--- BEGIN Listing ---

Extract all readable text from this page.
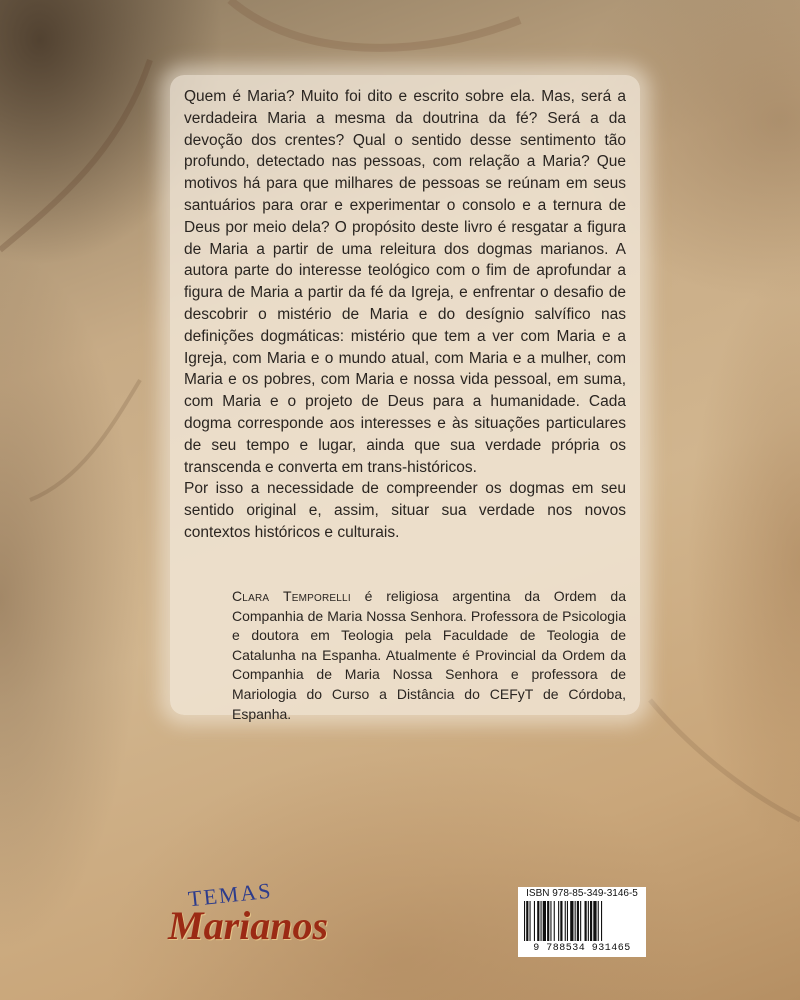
Quem é Maria? Muito foi dito e escrito sobre ela. Mas, será a verdadeira Maria a mesma da doutrina da fé? Será a da devoção dos crentes? Qual o sentido desse sentimento tão profundo, detectado nas pessoas, com relação a Maria? Que motivos há para que milhares de pessoas se reúnam em seus santuários para orar e experimentar o consolo e a ternura de Deus por meio dela? O propósito deste livro é resgatar a figura de Maria a partir de uma releitura dos dogmas marianos. A autora parte do interesse teológico com o fim de aprofundar a figura de Maria a partir da fé da Igreja, e enfrentar o desafio de descobrir o mistério de Maria e do desígnio salvífico nas definições dogmáticas: mistério que tem a ver com Maria e a Igreja, com Maria e o mundo atual, com Maria e a mulher, com Maria e os pobres, com Maria e nossa vida pessoal, em suma, com Maria e o projeto de Deus para a humanidade. Cada dogma corresponde aos interesses e às situações particulares de seu tempo e lugar, ainda que sua verdade própria os transcenda e converta em trans-históricos.

Por isso a necessidade de compreender os dogmas em seu sentido original e, assim, situar sua verdade nos novos contextos históricos e culturais.

Clara Temporelli é religiosa argentina da Ordem da Companhia de Maria Nossa Senhora. Professora de Psicologia e doutora em Teologia pela Faculdade de Teologia de Catalunha na Espanha. Atualmente é Provincial da Ordem da Companhia de Maria Nossa Senhora e professora de Mariologia do Curso a Distância do CEFyT de Córdoba, Espanha.

TEMAS
Marianos
ISBN 978-85-349-3146-5
9 788534 931465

--- END Listing ---

Scan the entries above. Copy each line that has the string "históricos".

Quem é Maria? Muito foi dito e escrito sobre ela. Mas, será a verdadeira Maria a mesma da doutrina da fé? Será a da devoção dos crentes? Qual o sentido desse sentimento tão profundo, detectado nas pessoas, com relação a Maria? Que motivos há para que milhares de pessoas se reúnam em seus santuários para orar e experimentar o consolo e a ternura de Deus por meio dela? O propósito deste livro é resgatar a figura de Maria a partir de uma releitura dos dogmas marianos. A autora parte do interesse teológico com o fim de aprofundar a figura de Maria a partir da fé da Igreja, e enfrentar o desafio de descobrir o mistério de Maria e do desígnio salvífico nas definições dogmáticas: mistério que tem a ver com Maria e a Igreja, com Maria e o mundo atual, com Maria e a mulher, com Maria e os pobres, com Maria e nossa vida pessoal, em suma, com Maria e o projeto de Deus para a humanidade. Cada dogma corresponde aos interesses e às situações particulares de seu tempo e lugar, ainda que sua verdade própria os transcenda e converta em trans-históricos.
Por isso a necessidade de compreender os dogmas em seu sentido original e, assim, situar sua verdade nos novos contextos históricos e culturais.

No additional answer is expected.